• Do this
Please output every one of the entries below again, word for word and line for line.

• Records shown
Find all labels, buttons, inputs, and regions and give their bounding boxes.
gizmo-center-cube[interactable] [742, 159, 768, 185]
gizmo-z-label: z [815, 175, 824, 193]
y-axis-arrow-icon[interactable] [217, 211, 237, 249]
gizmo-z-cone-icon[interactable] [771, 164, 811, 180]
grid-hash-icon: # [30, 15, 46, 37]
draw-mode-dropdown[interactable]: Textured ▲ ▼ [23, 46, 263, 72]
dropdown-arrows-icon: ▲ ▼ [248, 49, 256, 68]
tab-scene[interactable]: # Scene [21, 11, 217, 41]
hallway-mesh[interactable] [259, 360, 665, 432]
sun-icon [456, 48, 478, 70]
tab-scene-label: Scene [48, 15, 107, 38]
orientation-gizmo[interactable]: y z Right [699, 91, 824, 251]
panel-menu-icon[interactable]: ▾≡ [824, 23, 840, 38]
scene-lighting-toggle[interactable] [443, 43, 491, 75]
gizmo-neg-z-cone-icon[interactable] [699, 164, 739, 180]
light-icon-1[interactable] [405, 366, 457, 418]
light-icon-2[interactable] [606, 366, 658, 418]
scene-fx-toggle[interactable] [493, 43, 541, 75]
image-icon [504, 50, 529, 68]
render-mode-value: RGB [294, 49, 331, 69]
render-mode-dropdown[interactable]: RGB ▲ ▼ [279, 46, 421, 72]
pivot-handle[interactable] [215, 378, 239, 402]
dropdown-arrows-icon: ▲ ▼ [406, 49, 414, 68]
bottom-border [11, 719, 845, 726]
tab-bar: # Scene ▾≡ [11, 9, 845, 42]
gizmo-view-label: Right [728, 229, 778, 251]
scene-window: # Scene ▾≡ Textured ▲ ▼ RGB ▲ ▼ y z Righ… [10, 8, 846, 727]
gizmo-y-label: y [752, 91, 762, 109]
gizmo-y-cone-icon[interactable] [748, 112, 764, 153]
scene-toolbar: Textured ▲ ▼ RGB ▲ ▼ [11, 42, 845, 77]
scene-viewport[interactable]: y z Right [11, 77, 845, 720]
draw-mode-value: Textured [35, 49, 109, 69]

• Correct answer
Find all labels, buttons, inputs, and regions and give their bounding boxes.
gizmo-center-cube[interactable] [742, 159, 768, 185]
gizmo-z-label: z [815, 175, 824, 193]
y-axis-arrow-icon[interactable] [217, 211, 237, 249]
gizmo-z-cone-icon[interactable] [771, 164, 811, 180]
grid-hash-icon: # [30, 15, 46, 37]
draw-mode-dropdown[interactable]: Textured ▲ ▼ [23, 46, 263, 72]
dropdown-arrows-icon: ▲ ▼ [248, 49, 256, 68]
tab-scene[interactable]: # Scene [21, 11, 217, 41]
hallway-mesh[interactable] [259, 360, 665, 432]
sun-icon [456, 48, 478, 70]
tab-scene-label: Scene [48, 15, 107, 38]
orientation-gizmo[interactable]: y z Right [699, 91, 824, 251]
panel-menu-icon[interactable]: ▾≡ [824, 23, 840, 38]
scene-lighting-toggle[interactable] [443, 43, 491, 75]
gizmo-neg-z-cone-icon[interactable] [699, 164, 739, 180]
light-icon-1[interactable] [405, 366, 457, 418]
light-icon-2[interactable] [606, 366, 658, 418]
scene-fx-toggle[interactable] [493, 43, 541, 75]
image-icon [504, 50, 529, 68]
render-mode-value: RGB [294, 49, 331, 69]
render-mode-dropdown[interactable]: RGB ▲ ▼ [279, 46, 421, 72]
pivot-handle[interactable] [215, 378, 239, 402]
dropdown-arrows-icon: ▲ ▼ [406, 49, 414, 68]
bottom-border [11, 719, 845, 726]
tab-bar: # Scene ▾≡ [11, 9, 845, 42]
gizmo-view-label: Right [728, 229, 778, 251]
scene-window: # Scene ▾≡ Textured ▲ ▼ RGB ▲ ▼ y z Righ… [10, 8, 846, 727]
gizmo-y-label: y [752, 91, 762, 109]
gizmo-y-cone-icon[interactable] [748, 112, 764, 153]
scene-toolbar: Textured ▲ ▼ RGB ▲ ▼ [11, 42, 845, 77]
scene-viewport[interactable]: y z Right [11, 77, 845, 720]
draw-mode-value: Textured [35, 49, 109, 69]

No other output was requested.